## YOUR TASK
Select the lines that hold the word "Difference" and copy each one.

## EXERCISE MATERIALS
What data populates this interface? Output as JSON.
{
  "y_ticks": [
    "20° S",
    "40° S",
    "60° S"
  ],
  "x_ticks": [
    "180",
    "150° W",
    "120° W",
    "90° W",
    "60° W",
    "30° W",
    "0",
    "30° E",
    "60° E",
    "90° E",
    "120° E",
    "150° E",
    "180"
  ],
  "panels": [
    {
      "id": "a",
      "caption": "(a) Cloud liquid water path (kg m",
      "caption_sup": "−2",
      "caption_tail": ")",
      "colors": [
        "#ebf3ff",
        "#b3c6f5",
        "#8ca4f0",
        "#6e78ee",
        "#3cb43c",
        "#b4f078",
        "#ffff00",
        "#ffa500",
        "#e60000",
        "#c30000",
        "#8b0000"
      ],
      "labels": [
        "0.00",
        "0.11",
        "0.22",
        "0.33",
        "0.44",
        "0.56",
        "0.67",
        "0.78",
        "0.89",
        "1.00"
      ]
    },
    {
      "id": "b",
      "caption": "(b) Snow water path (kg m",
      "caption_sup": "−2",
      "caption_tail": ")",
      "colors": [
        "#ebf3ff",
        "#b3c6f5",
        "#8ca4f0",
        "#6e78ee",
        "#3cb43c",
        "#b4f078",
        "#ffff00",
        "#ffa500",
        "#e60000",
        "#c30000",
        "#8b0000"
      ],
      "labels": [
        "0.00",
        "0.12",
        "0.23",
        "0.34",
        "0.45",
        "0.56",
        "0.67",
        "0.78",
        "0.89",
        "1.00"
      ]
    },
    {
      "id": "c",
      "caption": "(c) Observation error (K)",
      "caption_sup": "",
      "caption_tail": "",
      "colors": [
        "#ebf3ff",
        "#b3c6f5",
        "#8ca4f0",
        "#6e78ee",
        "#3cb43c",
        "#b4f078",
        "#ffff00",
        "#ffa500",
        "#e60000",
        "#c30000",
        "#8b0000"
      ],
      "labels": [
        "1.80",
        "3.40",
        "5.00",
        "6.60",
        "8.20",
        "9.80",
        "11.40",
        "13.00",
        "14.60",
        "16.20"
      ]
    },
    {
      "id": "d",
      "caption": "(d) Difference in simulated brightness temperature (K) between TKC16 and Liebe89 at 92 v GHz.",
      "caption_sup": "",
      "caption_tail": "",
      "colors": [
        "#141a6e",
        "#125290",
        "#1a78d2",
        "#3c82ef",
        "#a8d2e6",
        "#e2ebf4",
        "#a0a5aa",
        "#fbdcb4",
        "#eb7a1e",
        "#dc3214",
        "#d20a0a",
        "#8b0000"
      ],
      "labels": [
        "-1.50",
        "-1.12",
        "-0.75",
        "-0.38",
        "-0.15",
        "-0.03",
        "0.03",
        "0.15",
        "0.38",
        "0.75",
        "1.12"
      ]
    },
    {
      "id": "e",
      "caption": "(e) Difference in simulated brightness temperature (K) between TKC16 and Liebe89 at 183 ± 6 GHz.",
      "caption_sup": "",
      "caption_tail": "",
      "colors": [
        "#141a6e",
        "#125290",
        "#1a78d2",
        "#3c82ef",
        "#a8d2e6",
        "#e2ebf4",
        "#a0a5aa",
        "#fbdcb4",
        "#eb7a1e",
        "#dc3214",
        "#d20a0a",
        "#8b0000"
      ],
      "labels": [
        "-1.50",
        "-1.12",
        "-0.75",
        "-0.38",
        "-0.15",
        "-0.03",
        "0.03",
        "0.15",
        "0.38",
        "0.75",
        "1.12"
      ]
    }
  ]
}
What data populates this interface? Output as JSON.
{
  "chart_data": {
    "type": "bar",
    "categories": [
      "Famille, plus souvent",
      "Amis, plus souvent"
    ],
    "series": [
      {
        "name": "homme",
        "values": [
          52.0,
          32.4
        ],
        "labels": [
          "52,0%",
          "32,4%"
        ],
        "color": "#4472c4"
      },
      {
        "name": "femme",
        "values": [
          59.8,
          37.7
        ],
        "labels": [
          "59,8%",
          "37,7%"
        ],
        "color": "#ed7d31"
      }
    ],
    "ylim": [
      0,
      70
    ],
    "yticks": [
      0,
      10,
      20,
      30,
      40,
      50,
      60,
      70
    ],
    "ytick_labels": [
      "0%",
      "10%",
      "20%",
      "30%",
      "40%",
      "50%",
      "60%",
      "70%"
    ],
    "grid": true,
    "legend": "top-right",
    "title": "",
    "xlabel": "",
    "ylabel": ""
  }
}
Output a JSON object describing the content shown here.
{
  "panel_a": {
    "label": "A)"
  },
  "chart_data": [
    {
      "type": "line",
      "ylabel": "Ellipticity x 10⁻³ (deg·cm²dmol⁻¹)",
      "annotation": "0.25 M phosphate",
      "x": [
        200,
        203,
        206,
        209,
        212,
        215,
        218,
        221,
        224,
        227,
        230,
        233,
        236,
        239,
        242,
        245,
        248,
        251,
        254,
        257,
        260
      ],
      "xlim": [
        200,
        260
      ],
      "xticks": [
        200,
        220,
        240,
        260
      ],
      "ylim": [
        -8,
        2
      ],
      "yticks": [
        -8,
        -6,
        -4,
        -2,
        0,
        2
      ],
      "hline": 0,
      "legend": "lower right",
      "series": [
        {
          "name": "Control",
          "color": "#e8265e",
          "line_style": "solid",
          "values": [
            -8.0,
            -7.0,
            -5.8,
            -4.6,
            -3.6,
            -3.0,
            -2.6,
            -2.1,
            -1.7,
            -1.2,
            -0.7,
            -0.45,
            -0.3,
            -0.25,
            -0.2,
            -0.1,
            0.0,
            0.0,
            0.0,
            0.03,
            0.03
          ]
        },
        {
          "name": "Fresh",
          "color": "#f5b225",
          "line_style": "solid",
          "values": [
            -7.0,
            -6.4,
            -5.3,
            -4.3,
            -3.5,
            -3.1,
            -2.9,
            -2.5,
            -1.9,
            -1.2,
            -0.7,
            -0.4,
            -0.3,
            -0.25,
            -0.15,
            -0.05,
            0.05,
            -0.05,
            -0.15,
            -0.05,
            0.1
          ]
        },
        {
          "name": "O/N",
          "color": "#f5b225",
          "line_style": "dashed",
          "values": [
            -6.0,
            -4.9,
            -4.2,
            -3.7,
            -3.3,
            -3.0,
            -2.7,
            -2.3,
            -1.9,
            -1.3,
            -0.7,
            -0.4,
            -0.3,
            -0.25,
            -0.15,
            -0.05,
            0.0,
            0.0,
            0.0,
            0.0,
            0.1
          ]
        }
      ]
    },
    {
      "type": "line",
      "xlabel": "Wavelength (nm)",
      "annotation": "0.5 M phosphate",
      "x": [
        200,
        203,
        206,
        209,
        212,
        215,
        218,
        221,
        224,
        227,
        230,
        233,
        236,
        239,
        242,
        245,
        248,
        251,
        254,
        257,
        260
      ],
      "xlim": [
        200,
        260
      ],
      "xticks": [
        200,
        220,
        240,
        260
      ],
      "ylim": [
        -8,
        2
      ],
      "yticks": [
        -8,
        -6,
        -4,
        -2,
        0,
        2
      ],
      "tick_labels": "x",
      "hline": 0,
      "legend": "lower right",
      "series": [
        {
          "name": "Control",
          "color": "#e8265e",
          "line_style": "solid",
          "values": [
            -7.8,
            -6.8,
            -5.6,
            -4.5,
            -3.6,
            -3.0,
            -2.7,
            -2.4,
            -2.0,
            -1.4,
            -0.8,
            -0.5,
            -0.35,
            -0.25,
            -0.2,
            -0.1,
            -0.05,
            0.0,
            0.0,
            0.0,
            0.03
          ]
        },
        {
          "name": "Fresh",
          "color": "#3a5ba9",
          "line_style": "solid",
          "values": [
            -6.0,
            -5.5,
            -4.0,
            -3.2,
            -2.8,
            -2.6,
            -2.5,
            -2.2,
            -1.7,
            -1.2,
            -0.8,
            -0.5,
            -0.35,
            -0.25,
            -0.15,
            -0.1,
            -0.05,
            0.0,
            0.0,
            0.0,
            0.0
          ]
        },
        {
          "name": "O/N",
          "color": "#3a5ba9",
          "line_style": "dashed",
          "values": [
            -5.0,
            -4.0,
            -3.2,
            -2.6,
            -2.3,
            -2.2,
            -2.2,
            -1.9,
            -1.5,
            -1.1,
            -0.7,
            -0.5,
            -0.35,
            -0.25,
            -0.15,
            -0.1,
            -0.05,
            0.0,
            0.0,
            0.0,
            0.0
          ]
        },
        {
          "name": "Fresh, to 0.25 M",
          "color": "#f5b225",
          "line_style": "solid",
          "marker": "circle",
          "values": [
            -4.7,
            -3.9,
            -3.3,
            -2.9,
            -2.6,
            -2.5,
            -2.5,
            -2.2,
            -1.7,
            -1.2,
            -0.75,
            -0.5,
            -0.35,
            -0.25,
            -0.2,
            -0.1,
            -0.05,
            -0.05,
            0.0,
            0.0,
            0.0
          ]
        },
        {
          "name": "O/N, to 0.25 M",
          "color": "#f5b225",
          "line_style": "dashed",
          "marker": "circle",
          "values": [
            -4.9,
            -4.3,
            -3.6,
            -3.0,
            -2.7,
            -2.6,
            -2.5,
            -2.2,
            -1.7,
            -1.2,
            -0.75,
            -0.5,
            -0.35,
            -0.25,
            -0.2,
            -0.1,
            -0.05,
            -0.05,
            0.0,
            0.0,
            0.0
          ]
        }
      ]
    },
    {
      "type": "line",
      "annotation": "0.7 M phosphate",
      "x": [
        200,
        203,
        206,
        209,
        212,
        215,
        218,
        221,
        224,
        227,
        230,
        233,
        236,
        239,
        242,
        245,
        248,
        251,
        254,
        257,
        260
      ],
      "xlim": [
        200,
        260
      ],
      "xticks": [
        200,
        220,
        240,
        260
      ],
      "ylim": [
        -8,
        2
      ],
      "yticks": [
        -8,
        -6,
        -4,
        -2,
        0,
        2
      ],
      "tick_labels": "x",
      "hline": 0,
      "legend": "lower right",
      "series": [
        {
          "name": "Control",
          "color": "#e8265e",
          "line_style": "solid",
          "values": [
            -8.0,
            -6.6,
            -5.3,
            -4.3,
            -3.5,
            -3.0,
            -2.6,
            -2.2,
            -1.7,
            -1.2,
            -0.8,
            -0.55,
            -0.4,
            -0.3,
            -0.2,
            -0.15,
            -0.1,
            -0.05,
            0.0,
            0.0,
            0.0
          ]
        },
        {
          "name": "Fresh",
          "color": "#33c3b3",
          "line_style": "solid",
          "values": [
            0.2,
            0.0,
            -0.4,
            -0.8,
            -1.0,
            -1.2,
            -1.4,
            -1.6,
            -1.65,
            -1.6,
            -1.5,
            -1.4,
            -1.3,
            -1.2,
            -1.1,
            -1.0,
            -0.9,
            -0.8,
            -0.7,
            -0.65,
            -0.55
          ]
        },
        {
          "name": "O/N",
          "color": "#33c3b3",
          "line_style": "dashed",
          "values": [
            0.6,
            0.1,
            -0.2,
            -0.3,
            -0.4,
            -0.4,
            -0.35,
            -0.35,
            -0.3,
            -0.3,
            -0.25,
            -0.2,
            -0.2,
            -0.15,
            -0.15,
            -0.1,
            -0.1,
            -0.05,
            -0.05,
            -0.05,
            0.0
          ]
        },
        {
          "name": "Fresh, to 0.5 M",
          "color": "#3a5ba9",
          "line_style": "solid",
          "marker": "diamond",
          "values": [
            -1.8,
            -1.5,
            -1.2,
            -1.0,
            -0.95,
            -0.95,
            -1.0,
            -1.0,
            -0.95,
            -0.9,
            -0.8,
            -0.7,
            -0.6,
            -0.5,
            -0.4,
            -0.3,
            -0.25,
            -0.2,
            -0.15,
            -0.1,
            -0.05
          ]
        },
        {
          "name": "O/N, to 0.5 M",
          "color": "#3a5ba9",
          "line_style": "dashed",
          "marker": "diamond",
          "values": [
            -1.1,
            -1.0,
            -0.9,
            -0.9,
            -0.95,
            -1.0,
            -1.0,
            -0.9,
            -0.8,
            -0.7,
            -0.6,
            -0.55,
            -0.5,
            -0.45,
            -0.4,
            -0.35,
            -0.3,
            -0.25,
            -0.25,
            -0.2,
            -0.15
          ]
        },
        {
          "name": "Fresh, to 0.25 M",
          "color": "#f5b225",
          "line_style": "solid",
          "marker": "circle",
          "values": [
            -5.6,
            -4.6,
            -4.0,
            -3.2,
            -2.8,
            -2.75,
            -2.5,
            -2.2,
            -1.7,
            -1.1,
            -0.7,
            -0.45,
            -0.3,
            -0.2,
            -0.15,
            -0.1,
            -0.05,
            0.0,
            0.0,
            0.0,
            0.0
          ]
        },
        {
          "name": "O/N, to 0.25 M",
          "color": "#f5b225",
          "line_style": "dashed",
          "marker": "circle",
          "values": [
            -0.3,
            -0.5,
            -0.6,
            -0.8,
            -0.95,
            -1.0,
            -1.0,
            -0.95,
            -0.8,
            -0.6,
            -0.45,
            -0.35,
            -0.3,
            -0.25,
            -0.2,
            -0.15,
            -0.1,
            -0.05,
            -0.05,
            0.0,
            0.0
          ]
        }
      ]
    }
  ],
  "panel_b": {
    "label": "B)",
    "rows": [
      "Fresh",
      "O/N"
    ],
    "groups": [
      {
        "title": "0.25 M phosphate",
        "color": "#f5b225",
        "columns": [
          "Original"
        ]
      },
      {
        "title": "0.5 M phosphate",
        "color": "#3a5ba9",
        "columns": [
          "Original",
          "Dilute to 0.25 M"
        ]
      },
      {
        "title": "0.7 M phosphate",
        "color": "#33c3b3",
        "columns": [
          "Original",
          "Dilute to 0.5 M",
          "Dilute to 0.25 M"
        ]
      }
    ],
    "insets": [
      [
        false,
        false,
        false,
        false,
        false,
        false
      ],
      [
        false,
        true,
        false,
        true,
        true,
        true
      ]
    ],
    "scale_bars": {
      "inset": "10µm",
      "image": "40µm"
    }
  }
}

## THE OUTPUT
      "caption": "(d) Difference in simulated brightness temperature (K) between TKC16 and Liebe89 at 92 v GHz.",
      "caption": "(e) Difference in simulated brightness temperature (K) between TKC16 and Liebe89 at 183 ± 6 GHz.",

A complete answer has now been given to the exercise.